表示テキスト ▸
━━━━━━━━━━━━━━━━

この発明は、板片状の多数のエレメントを互いに対面させて環状に配置し、それらのエレメントをリングに組み付けることにより無端環状に結束して構成した伝動ベルトおよびその組み付け方法に関するものである。
一般に、複数の回転部材同士の間で動力の伝達を行う場合に用いる変速機として、変速比を段階的に変化させることができる有段変速機と、変速比を連続してすなわち無段階に変化させることができる無段変速機とがあり、後者の無段変速機としてはベルト式無段変速機およびトロイダル式無段変速機などが知られている。このうち、ベルト式無段変速機は、駆動側プーリおよび従動側プーリの2組のプーリと、それらのプーリに巻き掛けられる伝動ベルトとを使用して変速比を無段階に変化させる変速機である。そのようなベルト式無段変速機に用いられる伝動ベルトとして、例えば、エレメントあるいはブロックなどと称される多数の板片をその板厚方向に互いに重ね合わせて環状に配列するとともに、それらの板片をリングあるいはバンドあるいはキャリアなどと称される環状の帯状体で環状に結束することにより、無端環状に形成されたベルトが知られている。

━━━━━━━━━━━━━━━━

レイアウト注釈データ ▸

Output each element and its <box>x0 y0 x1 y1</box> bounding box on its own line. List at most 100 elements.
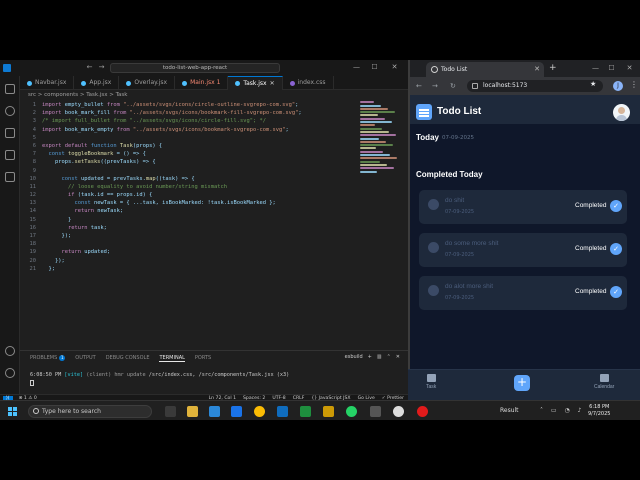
maximize-icon[interactable]: ☐ <box>370 63 379 72</box>
code-line[interactable]: 21 }; <box>20 265 360 273</box>
task-view-icon[interactable] <box>165 406 176 417</box>
command-center-search[interactable]: todo-list-web-app-react <box>110 63 280 73</box>
code-line[interactable]: 9 <box>20 167 360 175</box>
task-bullet-icon[interactable] <box>428 199 439 210</box>
task-card[interactable]: do shit 07-09-2025 Completed ✓ <box>419 190 627 224</box>
new-tab-icon[interactable]: + <box>549 62 557 75</box>
profile-avatar[interactable]: J <box>613 81 623 91</box>
trash-icon[interactable]: ▥ <box>377 354 382 360</box>
check-icon[interactable]: ✓ <box>610 200 622 212</box>
code-line[interactable]: 6 export default function Task(props) { <box>20 142 360 150</box>
sublime-icon[interactable] <box>323 406 334 417</box>
code-line[interactable]: 4 import book_mark_empty from "../assets/… <box>20 126 360 134</box>
excel-icon[interactable] <box>300 406 311 417</box>
task-bullet-icon[interactable] <box>428 285 439 296</box>
tab-task[interactable]: Task.jsx ✕ <box>228 76 283 91</box>
kebab-menu-icon[interactable]: ⋮ <box>630 80 638 89</box>
close-icon[interactable]: ✕ <box>390 63 399 72</box>
check-icon[interactable]: ✓ <box>610 243 622 255</box>
add-task-button[interactable]: + <box>514 375 530 391</box>
code-line[interactable]: 2 import book_mark_fill from "../assets/s… <box>20 109 360 117</box>
code-line[interactable]: 15 } <box>20 216 360 224</box>
taskbar-clock[interactable]: 6:18 PM 9/7/2025 <box>588 404 610 418</box>
maximize-icon[interactable]: ☐ <box>607 64 616 73</box>
search-icon[interactable] <box>5 106 15 116</box>
settings-gear-icon[interactable] <box>5 368 15 378</box>
code-line[interactable]: 19 return updated; <box>20 248 360 256</box>
taskbar-search[interactable]: Type here to search <box>28 405 152 418</box>
terminal-output[interactable]: 6:08:50 PM [vite] (client) hmr update /s… <box>30 372 289 388</box>
bookmark-star-icon[interactable]: ★ <box>590 80 596 88</box>
nav-calendar[interactable]: Calendar <box>594 374 614 390</box>
browser-tab[interactable]: Todo List ✕ <box>426 62 544 77</box>
terminal-shell-label[interactable]: esbuild <box>345 354 363 360</box>
chrome-taskbar-icon[interactable] <box>254 406 265 417</box>
forward-arrow-icon[interactable]: → <box>432 81 438 91</box>
nav-task[interactable]: Task <box>426 374 436 390</box>
code-line[interactable]: 18 <box>20 240 360 248</box>
media-icon[interactable] <box>393 406 404 417</box>
store-icon[interactable] <box>231 406 242 417</box>
site-info-icon[interactable] <box>472 83 478 89</box>
close-tab-icon[interactable]: ✕ <box>534 62 540 77</box>
code-line[interactable]: 13 const newTask = { ...task, isBookMark… <box>20 199 360 207</box>
code-line[interactable]: 3 /* import full_bullet from "../assets/s… <box>20 117 360 125</box>
system-tray-icon[interactable]: ˄ ▭ ◔ ♪ <box>540 407 584 414</box>
account-icon[interactable] <box>5 346 15 356</box>
tab-problems[interactable]: PROBLEMS 1 <box>30 355 66 362</box>
extensions-icon[interactable] <box>5 172 15 182</box>
task-title: do alot more shit <box>445 283 494 290</box>
back-arrow-icon[interactable]: ← <box>86 64 93 71</box>
minimap[interactable] <box>360 100 402 180</box>
add-terminal-icon[interactable]: + <box>368 354 372 360</box>
code-line[interactable]: 16 return task; <box>20 224 360 232</box>
forward-arrow-icon[interactable]: → <box>98 64 105 71</box>
close-icon[interactable]: ✕ <box>625 64 634 73</box>
breadcrumb[interactable]: src > components > Task.jsx > Task <box>28 92 127 98</box>
code-line[interactable]: 17 }); <box>20 232 360 240</box>
code-line[interactable]: 14 return newTask; <box>20 207 360 215</box>
maximize-panel-icon[interactable]: ⌃ <box>387 354 391 360</box>
tab-output[interactable]: OUTPUT <box>75 355 95 362</box>
address-bar[interactable]: localhost:5173 <box>467 80 603 92</box>
recorder-icon[interactable] <box>417 406 428 417</box>
tab-navbar[interactable]: Navbar.jsx <box>20 76 75 90</box>
reload-icon[interactable]: ↻ <box>450 81 456 91</box>
app-icon[interactable] <box>370 406 381 417</box>
widget-result[interactable]: Result <box>500 407 519 414</box>
vscode-taskbar-icon[interactable] <box>209 406 220 417</box>
source-control-icon[interactable] <box>5 128 15 138</box>
tab-debug-console[interactable]: DEBUG CONSOLE <box>106 355 150 362</box>
tab-overlay[interactable]: Overlay.jsx <box>119 76 176 90</box>
mail-icon[interactable] <box>277 406 288 417</box>
explorer-icon[interactable] <box>5 84 15 94</box>
file-explorer-icon[interactable] <box>187 406 198 417</box>
task-card[interactable]: do alot more shit 07-09-2025 Completed ✓ <box>419 276 627 310</box>
tab-terminal[interactable]: TERMINAL <box>159 355 185 362</box>
tab-close-icon[interactable]: ✕ <box>270 77 275 91</box>
code-editor[interactable]: 1 import empty_bullet from "../assets/svg… <box>20 101 360 347</box>
code-line[interactable]: 8 props.setTasks((prevTasks) => { <box>20 158 360 166</box>
minimize-icon[interactable]: — <box>591 64 600 73</box>
code-line[interactable]: 11 // loose equality to avoid number/str… <box>20 183 360 191</box>
code-line[interactable]: 7 const toggleBookmark = () => { <box>20 150 360 158</box>
back-arrow-icon[interactable]: ← <box>416 81 422 91</box>
code-line[interactable]: 5 <box>20 134 360 142</box>
tab-ports[interactable]: PORTS <box>195 355 211 362</box>
close-panel-icon[interactable]: ✕ <box>396 354 400 360</box>
windows-start-icon[interactable] <box>8 407 17 416</box>
code-line[interactable]: 12 if (task.id == props.id) { <box>20 191 360 199</box>
tab-app[interactable]: App.jsx <box>74 76 120 90</box>
tab-main[interactable]: Main.jsx 1 <box>175 76 229 90</box>
task-card[interactable]: do some more shit 07-09-2025 Completed ✓ <box>419 233 627 267</box>
code-line[interactable]: 1 import empty_bullet from "../assets/svg… <box>20 101 360 109</box>
task-bullet-icon[interactable] <box>428 242 439 253</box>
run-debug-icon[interactable] <box>5 150 15 160</box>
whatsapp-icon[interactable] <box>346 406 357 417</box>
tab-index-css[interactable]: index.css <box>283 76 334 90</box>
minimize-icon[interactable]: — <box>352 63 361 72</box>
code-line[interactable]: 20 }); <box>20 257 360 265</box>
user-avatar[interactable] <box>613 104 630 121</box>
check-icon[interactable]: ✓ <box>610 286 622 298</box>
code-line[interactable]: 10 const updated = prevTasks.map((task) … <box>20 175 360 183</box>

━━━━━━━━━━━━━━━━

目的 ▸ 表示テキストの「この発明は、板片状の多数のエ」から「されたベルトが知られている。」までをすべて、「伝動ベルト」を「駆動ベルト」に置き換えて書き直してもらえますか？

解答 ▸
この発明は、板片状の多数のエレメントを互いに対面させて環状に配置し、それらのエレメントをリングに組み付けることにより無端環状に結束して構成した駆動ベルトおよびその組み付け方法に関するものである。
一般に、複数の回転部材同士の間で動力の伝達を行う場合に用いる変速機として、変速比を段階的に変化させることができる有段変速機と、変速比を連続してすなわち無段階に変化させることができる無段変速機とがあり、後者の無段変速機としてはベルト式無段変速機およびトロイダル式無段変速機などが知られている。このうち、ベルト式無段変速機は、駆動側プーリおよび従動側プーリの2組のプーリと、それらのプーリに巻き掛けられる駆動ベルトとを使用して変速比を無段階に変化させる変速機である。そのようなベルト式無段変速機に用いられる駆動ベルトとして、例えば、エレメントあるいはブロックなどと称される多数の板片をその板厚方向に互いに重ね合わせて環状に配列するとともに、それらの板片をリングあるいはバンドあるいはキャリアなどと称される環状の帯状体で環状に結束することにより、無端環状に形成されたベルトが知られている。